Problem details
Take every line where the string "쓰레기통" appears and copy it.

[Saved entries]
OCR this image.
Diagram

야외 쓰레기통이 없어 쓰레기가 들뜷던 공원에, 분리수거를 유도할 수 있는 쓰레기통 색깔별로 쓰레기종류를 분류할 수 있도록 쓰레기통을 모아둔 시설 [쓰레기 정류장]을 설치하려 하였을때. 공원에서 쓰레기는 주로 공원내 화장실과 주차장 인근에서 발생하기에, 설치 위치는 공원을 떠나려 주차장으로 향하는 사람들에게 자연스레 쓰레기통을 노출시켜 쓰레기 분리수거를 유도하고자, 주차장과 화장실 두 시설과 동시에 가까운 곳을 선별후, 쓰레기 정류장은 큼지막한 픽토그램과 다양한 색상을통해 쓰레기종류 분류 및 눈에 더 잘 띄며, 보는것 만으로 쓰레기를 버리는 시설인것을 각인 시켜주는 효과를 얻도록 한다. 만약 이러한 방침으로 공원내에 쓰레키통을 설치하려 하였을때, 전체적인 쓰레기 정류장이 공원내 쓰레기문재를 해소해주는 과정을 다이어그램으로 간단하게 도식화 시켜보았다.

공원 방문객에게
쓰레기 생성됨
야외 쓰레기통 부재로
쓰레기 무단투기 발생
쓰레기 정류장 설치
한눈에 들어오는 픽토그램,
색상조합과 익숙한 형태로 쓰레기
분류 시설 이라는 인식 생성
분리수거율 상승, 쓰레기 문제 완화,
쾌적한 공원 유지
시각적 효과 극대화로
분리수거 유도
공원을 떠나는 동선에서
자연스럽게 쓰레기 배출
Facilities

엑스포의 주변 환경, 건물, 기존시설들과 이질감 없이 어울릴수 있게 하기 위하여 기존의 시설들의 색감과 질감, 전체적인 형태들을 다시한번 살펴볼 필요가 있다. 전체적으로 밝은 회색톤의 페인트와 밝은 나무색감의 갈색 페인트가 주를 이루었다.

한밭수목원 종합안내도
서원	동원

Complete output
야외 쓰레기통이 없어 쓰레기가 들뜷던 공원에, 분리수거를 유도할 수 있는 쓰레기통 색깔별로 쓰레기종류를 분류할 수 있도록 쓰레기통을 모아둔 시설 [쓰레기 정류장]을 설치하려 하였을때. 공원에서 쓰레기는 주로 공원내 화장실과 주차장 인근에서 발생하기에, 설치 위치는 공원을 떠나려 주차장으로 향하는 사람들에게 자연스레 쓰레기통을 노출시켜 쓰레기 분리수거를 유도하고자, 주차장과 화장실 두 시설과 동시에 가까운 곳을 선별후, 쓰레기 정류장은 큼지막한 픽토그램과 다양한 색상을통해 쓰레기종류 분류 및 눈에 더 잘 띄며, 보는것 만으로 쓰레기를 버리는 시설인것을 각인 시켜주는 효과를 얻도록 한다. 만약 이러한 방침으로 공원내에 쓰레키통을 설치하려 하였을때, 전체적인 쓰레기 정류장이 공원내 쓰레기문재를 해소해주는 과정을 다이어그램으로 간단하게 도식화 시켜보았다.
야외 쓰레기통 부재로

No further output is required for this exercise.